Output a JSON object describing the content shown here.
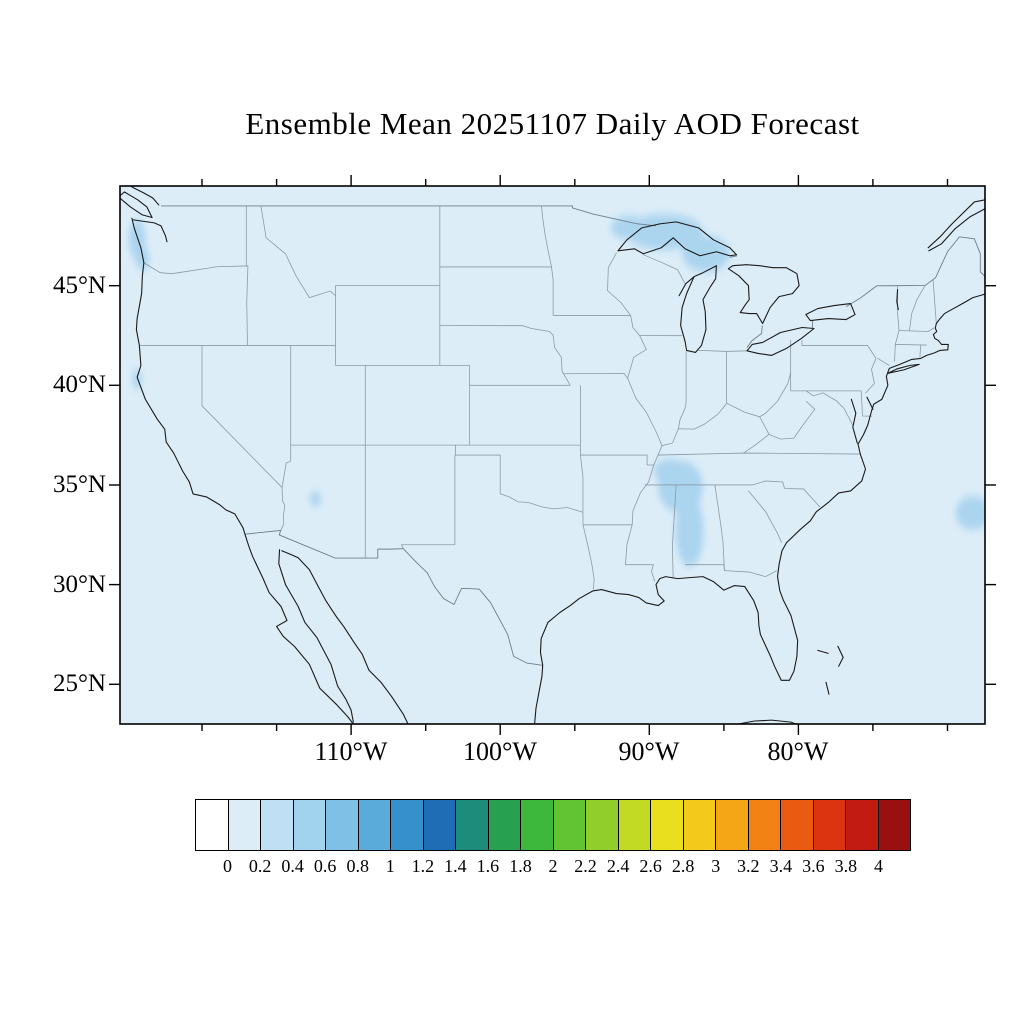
{
  "title": "Ensemble Mean 20251107 Daily AOD Forecast",
  "axes": {
    "lat_labels": [
      "45°N",
      "40°N",
      "35°N",
      "30°N",
      "25°N"
    ],
    "lon_labels": [
      "110°W",
      "100°W",
      "90°W",
      "80°W"
    ]
  },
  "map": {
    "base_fill": "#dcedf8",
    "patch_color": "#abd4ef",
    "coast_color": "#1a1a1a",
    "state_border_color": "#8a9aa6",
    "country_border_color": "#6d7f8b",
    "frame_color": "#000000"
  },
  "colorbar": {
    "tick_labels": [
      "0",
      "0.2",
      "0.4",
      "0.6",
      "0.8",
      "1",
      "1.2",
      "1.4",
      "1.6",
      "1.8",
      "2",
      "2.2",
      "2.4",
      "2.6",
      "2.8",
      "3",
      "3.2",
      "3.4",
      "3.6",
      "3.8",
      "4"
    ],
    "colors": [
      "#ffffff",
      "#dcedf8",
      "#bfe0f4",
      "#a1d2ee",
      "#7fc0e6",
      "#5aabd9",
      "#3690cb",
      "#1f6eb5",
      "#1e8c7a",
      "#27a14f",
      "#3db83c",
      "#63c433",
      "#92ce2b",
      "#c2da24",
      "#eadf1f",
      "#f3c91b",
      "#f5a617",
      "#f28214",
      "#ea5a11",
      "#dc3310",
      "#c21b12",
      "#9a1010"
    ]
  },
  "chart_data": {
    "type": "heatmap",
    "title": "Ensemble Mean 20251107 Daily AOD Forecast",
    "variable": "Daily ensemble-mean Aerosol Optical Depth (AOD)",
    "region": "Contiguous United States and adjacent Canada / Mexico / oceans",
    "projection_note": "geographic lat/lon map with colorbar",
    "x_axis": {
      "tick_labels": [
        "110°W",
        "100°W",
        "90°W",
        "80°W"
      ],
      "approx_range_deg_west": [
        125.5,
        67.5
      ]
    },
    "y_axis": {
      "tick_labels": [
        "45°N",
        "40°N",
        "35°N",
        "30°N",
        "25°N"
      ],
      "approx_range_deg_north": [
        23,
        50
      ]
    },
    "colorbar_levels": [
      0,
      0.2,
      0.4,
      0.6,
      0.8,
      1,
      1.2,
      1.4,
      1.6,
      1.8,
      2,
      2.2,
      2.4,
      2.6,
      2.8,
      3,
      3.2,
      3.4,
      3.6,
      3.8,
      4
    ],
    "background_value_range": [
      0,
      0.2
    ],
    "features": [
      {
        "location": "Lake Superior / upper Great Lakes (~46-48°N, 84-92°W)",
        "aod_range": [
          0.2,
          0.4
        ]
      },
      {
        "location": "Mississippi / Alabama / western Tennessee (~31-36°N, 86-89°W)",
        "aod_range": [
          0.2,
          0.4
        ]
      },
      {
        "location": "Washington coast (~46-48°N, 124°W)",
        "aod_range": [
          0.2,
          0.4
        ]
      },
      {
        "location": "Western Atlantic at right edge (~33-34.5°N, ~68°W)",
        "aod_range": [
          0.2,
          0.4
        ]
      },
      {
        "location": "Central Arizona speck (~34°N, 112.5°W)",
        "aod_range": [
          0.2,
          0.4
        ]
      }
    ],
    "legend_position": "bottom horizontal colorbar",
    "grid": false
  }
}
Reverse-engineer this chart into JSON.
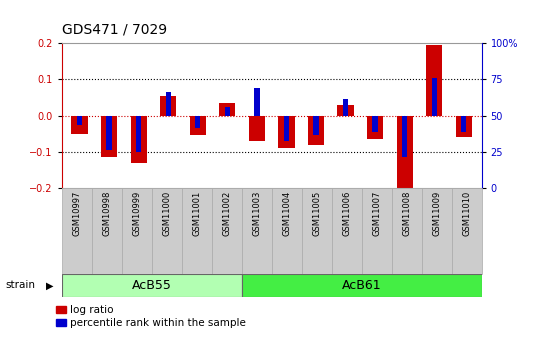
{
  "title": "GDS471 / 7029",
  "samples": [
    "GSM10997",
    "GSM10998",
    "GSM10999",
    "GSM11000",
    "GSM11001",
    "GSM11002",
    "GSM11003",
    "GSM11004",
    "GSM11005",
    "GSM11006",
    "GSM11007",
    "GSM11008",
    "GSM11009",
    "GSM11010"
  ],
  "log_ratio": [
    -0.05,
    -0.115,
    -0.13,
    0.055,
    -0.055,
    0.035,
    -0.07,
    -0.09,
    -0.08,
    0.03,
    -0.065,
    -0.22,
    0.195,
    -0.06
  ],
  "percentile_rank_lr": [
    -0.025,
    -0.095,
    -0.1,
    0.065,
    -0.035,
    0.025,
    0.075,
    -0.07,
    -0.055,
    0.045,
    -0.045,
    -0.115,
    0.105,
    -0.045
  ],
  "groups": [
    {
      "label": "AcB55",
      "start": 0,
      "end": 5,
      "color": "#b2ffb2"
    },
    {
      "label": "AcB61",
      "start": 6,
      "end": 13,
      "color": "#44ee44"
    }
  ],
  "ylim": [
    -0.2,
    0.2
  ],
  "yticks": [
    -0.2,
    -0.1,
    0.0,
    0.1,
    0.2
  ],
  "y2tick_labels": [
    "0",
    "25",
    "50",
    "75",
    "100%"
  ],
  "right_axis_color": "#0000cc",
  "left_axis_color": "#cc0000",
  "bar_color_red": "#cc0000",
  "bar_color_blue": "#0000cc",
  "grid_color": "#000000",
  "zero_line_color": "#cc0000",
  "bg_color": "#ffffff",
  "red_bar_width": 0.55,
  "blue_bar_width": 0.18,
  "group_label_fontsize": 9,
  "tick_fontsize": 7,
  "title_fontsize": 10,
  "legend_red_label": "log ratio",
  "legend_blue_label": "percentile rank within the sample"
}
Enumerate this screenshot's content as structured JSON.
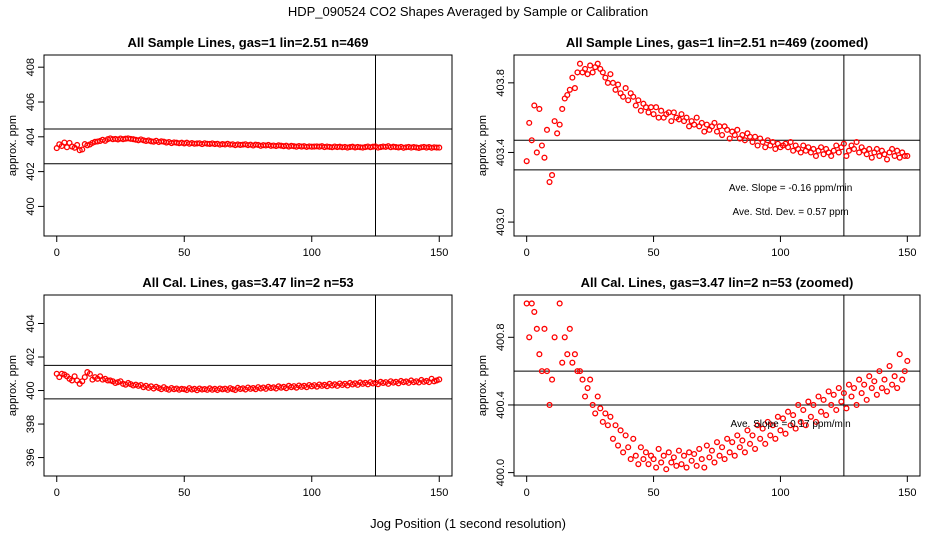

§ AIM:
From the entries above, copy every line where the word "Daily" shows up.

§ IN RESPONSE:
  "title": "Ensemble Mean 20251107 Daily AOD Forecast",
    "title": "Ensemble Mean 20251107 Daily AOD Forecast",
    "variable": "Daily ensemble-mean Aerosol Optical Depth (AOD)",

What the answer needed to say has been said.